In the entries below, find the lines with the word "from" and copy them.

..........

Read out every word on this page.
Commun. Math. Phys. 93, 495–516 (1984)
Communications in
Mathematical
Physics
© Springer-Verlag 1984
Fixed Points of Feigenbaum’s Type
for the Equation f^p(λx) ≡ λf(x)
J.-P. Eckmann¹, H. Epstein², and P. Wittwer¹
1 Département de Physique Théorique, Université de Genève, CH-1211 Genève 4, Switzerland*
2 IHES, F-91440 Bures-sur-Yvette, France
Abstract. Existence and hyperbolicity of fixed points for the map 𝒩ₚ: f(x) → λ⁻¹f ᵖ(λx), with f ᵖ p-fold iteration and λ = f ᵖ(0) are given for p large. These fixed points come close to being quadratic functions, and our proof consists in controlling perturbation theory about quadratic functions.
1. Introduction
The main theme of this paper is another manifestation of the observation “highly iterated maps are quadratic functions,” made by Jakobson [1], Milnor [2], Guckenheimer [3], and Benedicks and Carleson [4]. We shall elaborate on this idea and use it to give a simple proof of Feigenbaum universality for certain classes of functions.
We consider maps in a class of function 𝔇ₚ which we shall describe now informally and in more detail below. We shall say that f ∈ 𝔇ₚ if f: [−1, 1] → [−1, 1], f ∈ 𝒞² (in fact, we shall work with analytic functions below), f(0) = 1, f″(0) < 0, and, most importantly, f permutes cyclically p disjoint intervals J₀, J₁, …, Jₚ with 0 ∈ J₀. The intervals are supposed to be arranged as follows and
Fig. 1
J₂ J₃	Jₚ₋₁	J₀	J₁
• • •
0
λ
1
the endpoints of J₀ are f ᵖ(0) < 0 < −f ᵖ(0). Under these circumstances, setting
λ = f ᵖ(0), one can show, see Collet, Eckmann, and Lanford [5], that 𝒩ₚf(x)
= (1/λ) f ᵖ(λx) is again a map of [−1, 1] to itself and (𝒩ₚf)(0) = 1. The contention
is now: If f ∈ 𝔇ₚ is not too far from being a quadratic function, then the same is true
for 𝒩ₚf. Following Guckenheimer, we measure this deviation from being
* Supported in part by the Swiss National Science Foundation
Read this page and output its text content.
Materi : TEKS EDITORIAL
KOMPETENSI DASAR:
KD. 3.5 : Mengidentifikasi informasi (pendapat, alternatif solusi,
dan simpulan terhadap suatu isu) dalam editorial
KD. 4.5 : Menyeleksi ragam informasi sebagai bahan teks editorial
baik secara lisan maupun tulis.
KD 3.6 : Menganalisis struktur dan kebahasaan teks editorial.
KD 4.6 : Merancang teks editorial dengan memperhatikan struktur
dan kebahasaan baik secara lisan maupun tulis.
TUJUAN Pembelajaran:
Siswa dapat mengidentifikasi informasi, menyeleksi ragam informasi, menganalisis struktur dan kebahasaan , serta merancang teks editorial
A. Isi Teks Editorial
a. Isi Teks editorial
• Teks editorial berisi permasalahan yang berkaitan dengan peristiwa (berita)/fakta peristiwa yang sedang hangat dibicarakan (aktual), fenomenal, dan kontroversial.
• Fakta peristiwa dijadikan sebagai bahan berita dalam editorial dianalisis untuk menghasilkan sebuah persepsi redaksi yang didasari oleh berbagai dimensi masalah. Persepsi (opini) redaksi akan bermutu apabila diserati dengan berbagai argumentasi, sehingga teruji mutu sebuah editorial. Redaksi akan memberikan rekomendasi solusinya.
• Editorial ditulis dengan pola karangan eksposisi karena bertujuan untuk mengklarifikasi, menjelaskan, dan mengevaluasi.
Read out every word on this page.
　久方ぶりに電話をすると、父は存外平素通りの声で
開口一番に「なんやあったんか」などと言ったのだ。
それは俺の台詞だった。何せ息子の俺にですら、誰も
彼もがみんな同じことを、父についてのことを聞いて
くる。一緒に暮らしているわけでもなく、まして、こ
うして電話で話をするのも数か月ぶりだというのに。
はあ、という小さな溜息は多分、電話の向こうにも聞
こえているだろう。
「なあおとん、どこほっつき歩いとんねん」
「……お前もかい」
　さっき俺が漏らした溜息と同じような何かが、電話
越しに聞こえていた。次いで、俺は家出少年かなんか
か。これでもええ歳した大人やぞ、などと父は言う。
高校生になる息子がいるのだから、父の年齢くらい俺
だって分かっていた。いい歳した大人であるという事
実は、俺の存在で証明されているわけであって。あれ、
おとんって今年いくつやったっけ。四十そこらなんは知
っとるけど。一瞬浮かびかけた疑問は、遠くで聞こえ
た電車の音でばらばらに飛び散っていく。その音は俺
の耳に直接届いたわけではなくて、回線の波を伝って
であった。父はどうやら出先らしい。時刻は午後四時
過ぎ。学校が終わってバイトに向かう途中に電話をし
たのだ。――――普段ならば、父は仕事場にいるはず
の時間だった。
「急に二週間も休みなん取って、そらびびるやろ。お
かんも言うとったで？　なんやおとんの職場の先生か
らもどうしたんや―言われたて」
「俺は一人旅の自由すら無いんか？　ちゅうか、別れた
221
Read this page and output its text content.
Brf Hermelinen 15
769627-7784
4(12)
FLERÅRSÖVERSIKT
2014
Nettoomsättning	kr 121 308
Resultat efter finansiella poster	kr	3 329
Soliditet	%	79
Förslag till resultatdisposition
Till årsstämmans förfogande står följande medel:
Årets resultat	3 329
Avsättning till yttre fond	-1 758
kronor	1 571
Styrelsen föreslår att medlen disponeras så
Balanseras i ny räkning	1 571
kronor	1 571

..........

**ANSWER TO THE PROBLEM**:
is now: If f ∈ 𝔇ₚ is not too far from being a quadratic function, then the same is true
for 𝒩ₚf. Following Guckenheimer, we measure this deviation from being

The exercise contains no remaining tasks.